Begin

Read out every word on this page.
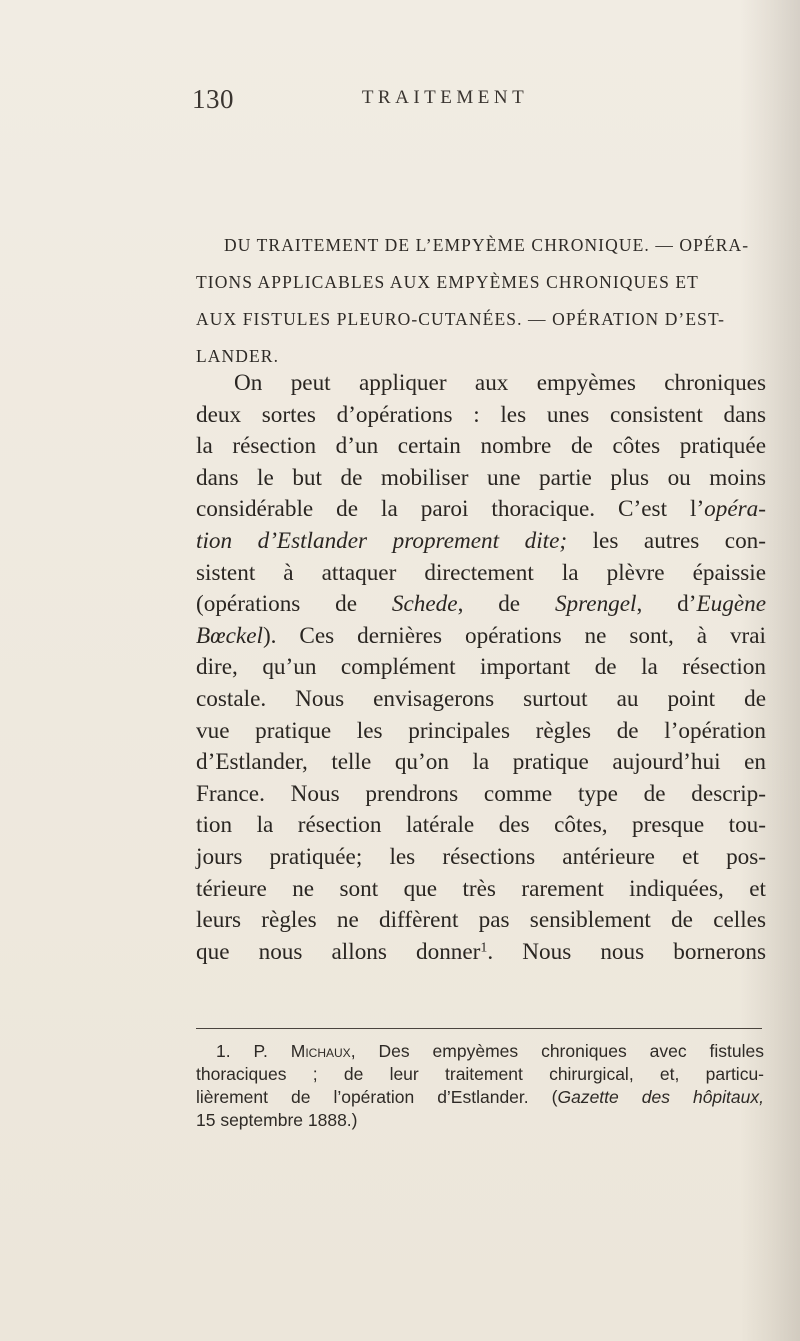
130	TRAITEMENT
DU TRAITEMENT DE L’EMPYÈME CHRONIQUE. — OPÉRA-
TIONS APPLICABLES AUX EMPYÈMES CHRONIQUES ET
AUX FISTULES PLEURO-CUTANÉES. — OPÉRATION D’EST-
LANDER.
On peut appliquer aux empyèmes chroniques
deux sortes d’opérations : les unes consistent dans
la résection d’un certain nombre de côtes pratiquée
dans le but de mobiliser une partie plus ou moins
considérable de la paroi thoracique. C’est l’opéra-
tion d’Estlander proprement dite; les autres con-
sistent à attaquer directement la plèvre épaissie
(opérations de Schede, de Sprengel, d’Eugène
Bœckel). Ces dernières opérations ne sont, à vrai
dire, qu’un complément important de la résection
costale. Nous envisagerons surtout au point de
vue pratique les principales règles de l’opération
d’Estlander, telle qu’on la pratique aujourd’hui en
France. Nous prendrons comme type de descrip-
tion la résection latérale des côtes, presque tou-
jours pratiquée; les résections antérieure et pos-
térieure ne sont que très rarement indiquées, et
leurs règles ne diffèrent pas sensiblement de celles
que nous allons donner$^1$. Nous nous bornerons
1. P. Michaux, Des empyèmes chroniques avec fistules
thoraciques ; de leur traitement chirurgical, et, particu-
lièrement de l’opération d’Estlander. (Gazette des hôpitaux,
15 septembre 1888.)
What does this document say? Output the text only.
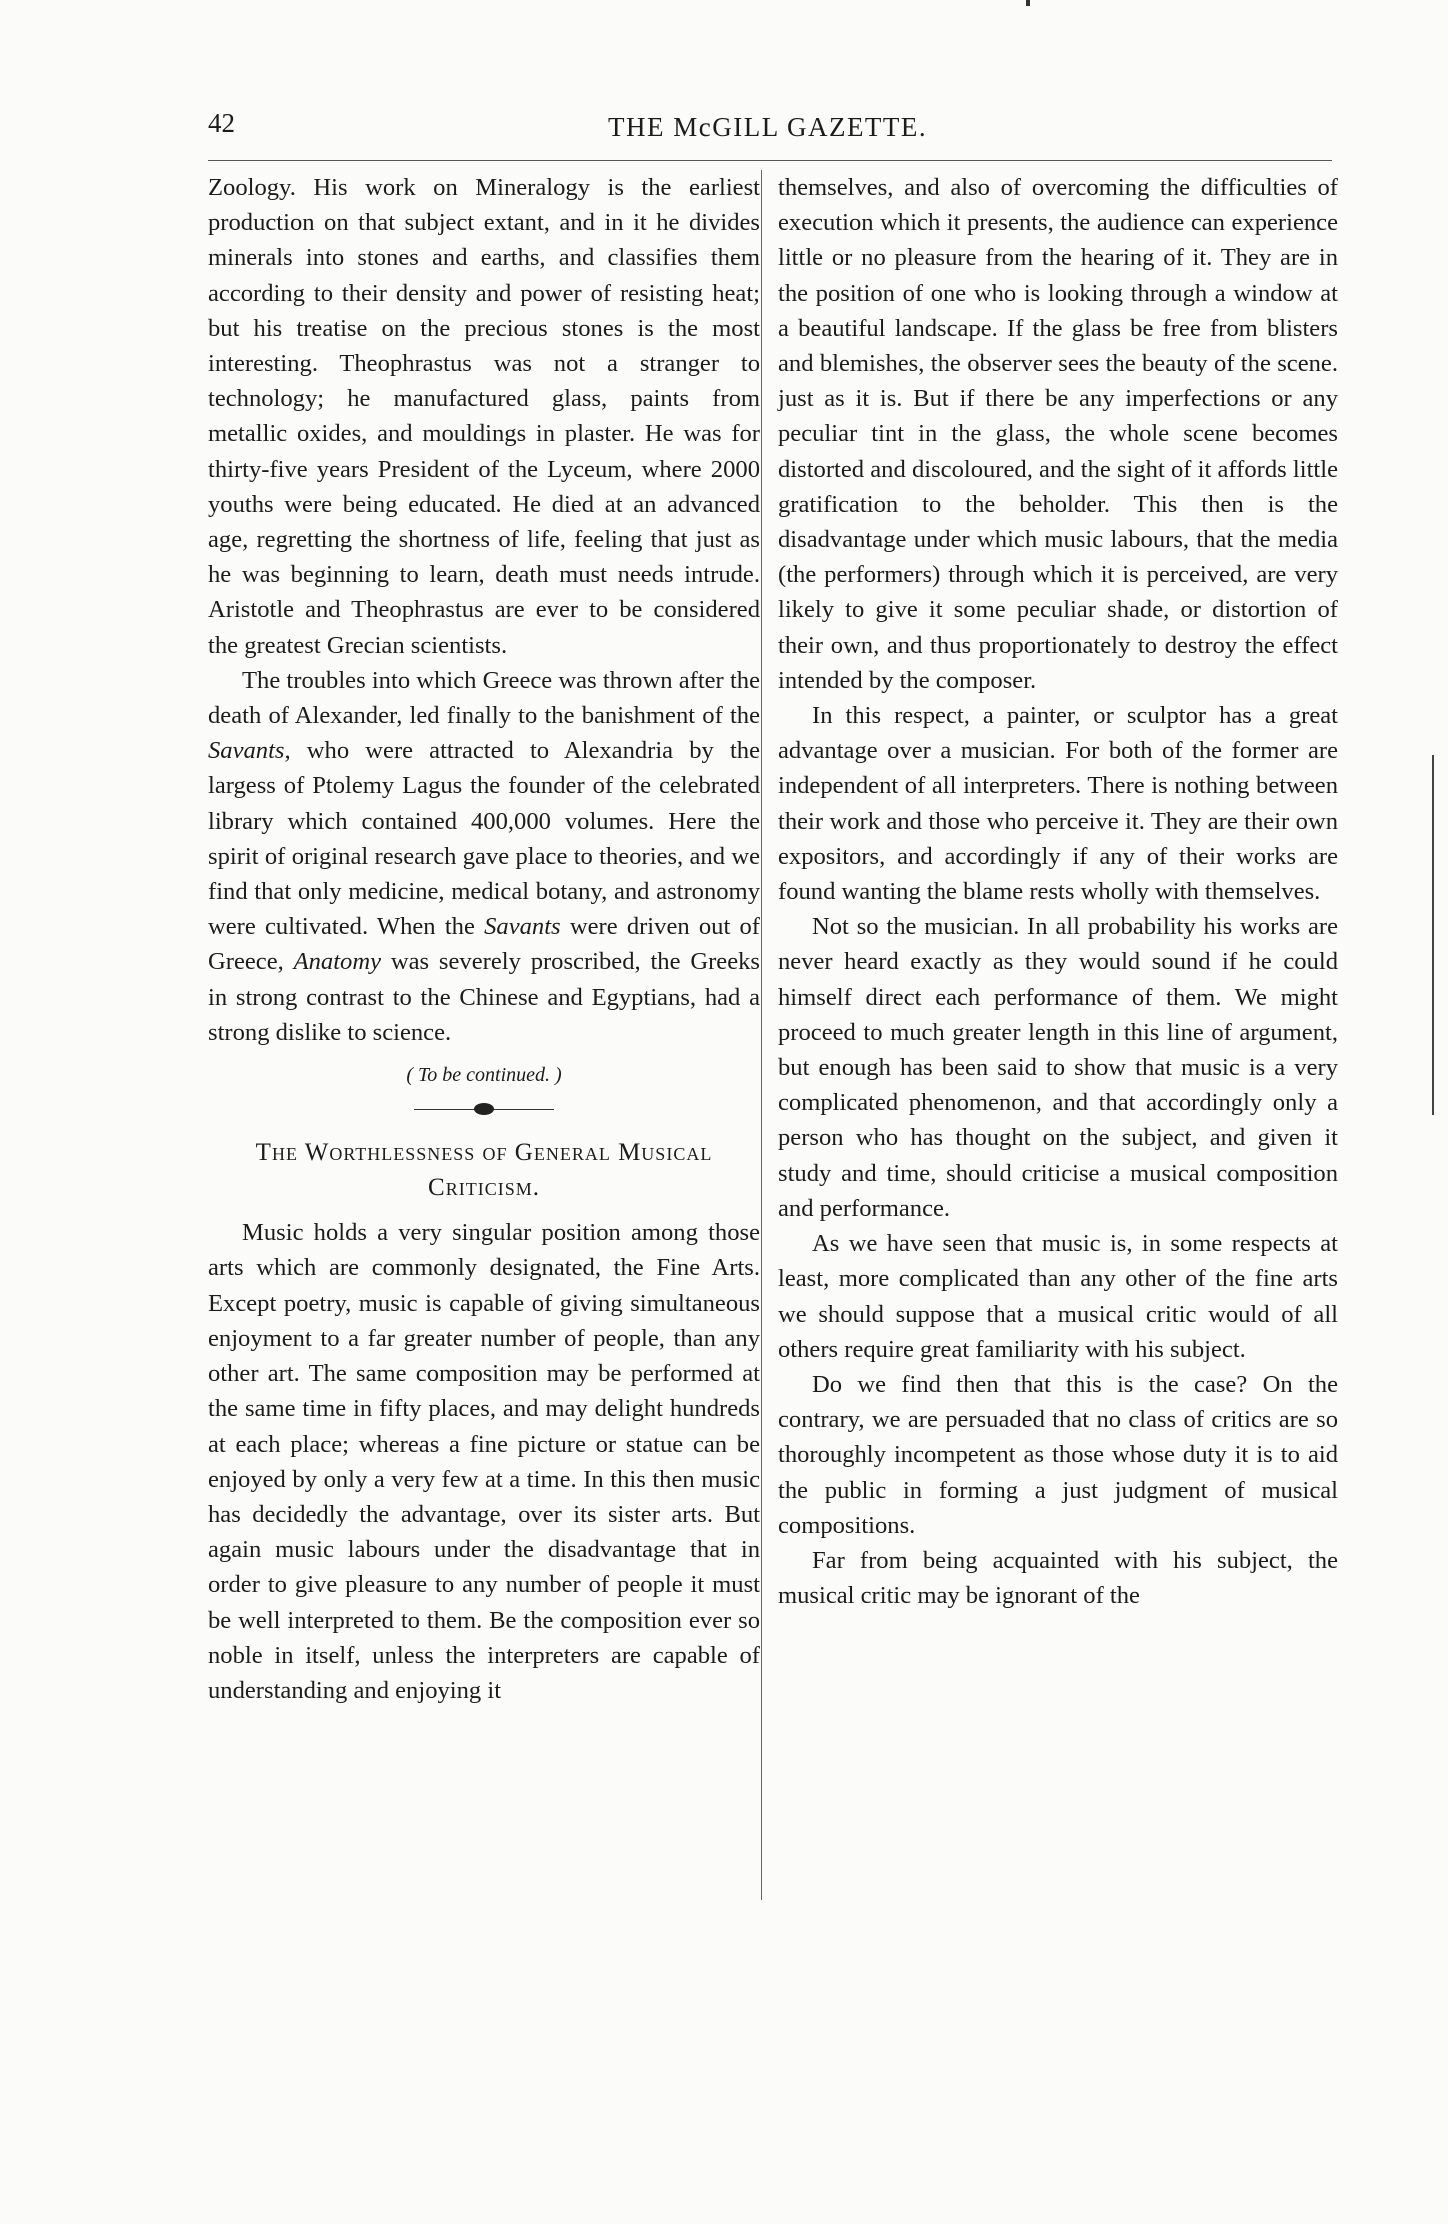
42	THE McGILL GAZETTE.

Zoology. His work on Mineralogy is the earliest production on that subject extant, and in it he divides minerals into stones and earths, and classifies them according to their density and power of resisting heat; but his treatise on the precious stones is the most interesting. Theophrastus was not a stranger to technology; he manufactured glass, paints from metallic oxides, and mouldings in plaster. He was for thirty-five years President of the Lyceum, where 2000 youths were being educated. He died at an advanced age, regretting the shortness of life, feeling that just as he was beginning to learn, death must needs intrude. Aristotle and Theophrastus are ever to be considered the greatest Grecian scientists.

The troubles into which Greece was thrown after the death of Alexander, led finally to the banishment of the Savants, who were attracted to Alexandria by the largess of Ptolemy Lagus the founder of the celebrated library which contained 400,000 volumes. Here the spirit of original research gave place to theories, and we find that only medicine, medical botany, and astronomy were cultivated. When the Savants were driven out of Greece, Anatomy was severely proscribed, the Greeks in strong contrast to the Chinese and Egyptians, had a strong dislike to science.

( To be continued. )
The Worthlessness of General Musical
Criticism.

Music holds a very singular position among those arts which are commonly designated, the Fine Arts. Except poetry, music is capable of giving simultaneous enjoyment to a far greater number of people, than any other art. The same composition may be performed at the same time in fifty places, and may delight hundreds at each place; whereas a fine picture or statue can be enjoyed by only a very few at a time. In this then music has decidedly the advantage, over its sister arts. But again music labours under the disadvantage that in order to give pleasure to any number of people it must be well interpreted to them. Be the composition ever so noble in itself, unless the interpreters are capable of understanding and enjoying it

themselves, and also of overcoming the difficulties of execution which it presents, the audience can experience little or no pleasure from the hearing of it. They are in the position of one who is looking through a window at a beautiful landscape. If the glass be free from blisters and blemishes, the observer sees the beauty of the scene. just as it is. But if there be any imperfections or any peculiar tint in the glass, the whole scene becomes distorted and discoloured, and the sight of it affords little gratification to the beholder. This then is the disadvantage under which music labours, that the media (the performers) through which it is perceived, are very likely to give it some peculiar shade, or distortion of their own, and thus proportionately to destroy the effect intended by the composer.

In this respect, a painter, or sculptor has a great advantage over a musician. For both of the former are independent of all interpreters. There is nothing between their work and those who perceive it. They are their own expositors, and accordingly if any of their works are found wanting the blame rests wholly with themselves.

Not so the musician. In all probability his works are never heard exactly as they would sound if he could himself direct each performance of them. We might proceed to much greater length in this line of argument, but enough has been said to show that music is a very complicated phenomenon, and that accordingly only a person who has thought on the subject, and given it study and time, should criticise a musical composition and performance.

As we have seen that music is, in some respects at least, more complicated than any other of the fine arts we should suppose that a musical critic would of all others require great familiarity with his subject.

Do we find then that this is the case? On the contrary, we are persuaded that no class of critics are so thoroughly incompetent as those whose duty it is to aid the public in forming a just judgment of musical compositions.

Far from being acquainted with his subject, the musical critic may be ignorant of the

End

What is the number of lines in the records that contain the word "opérations"? Answer with the number and nothing else.

3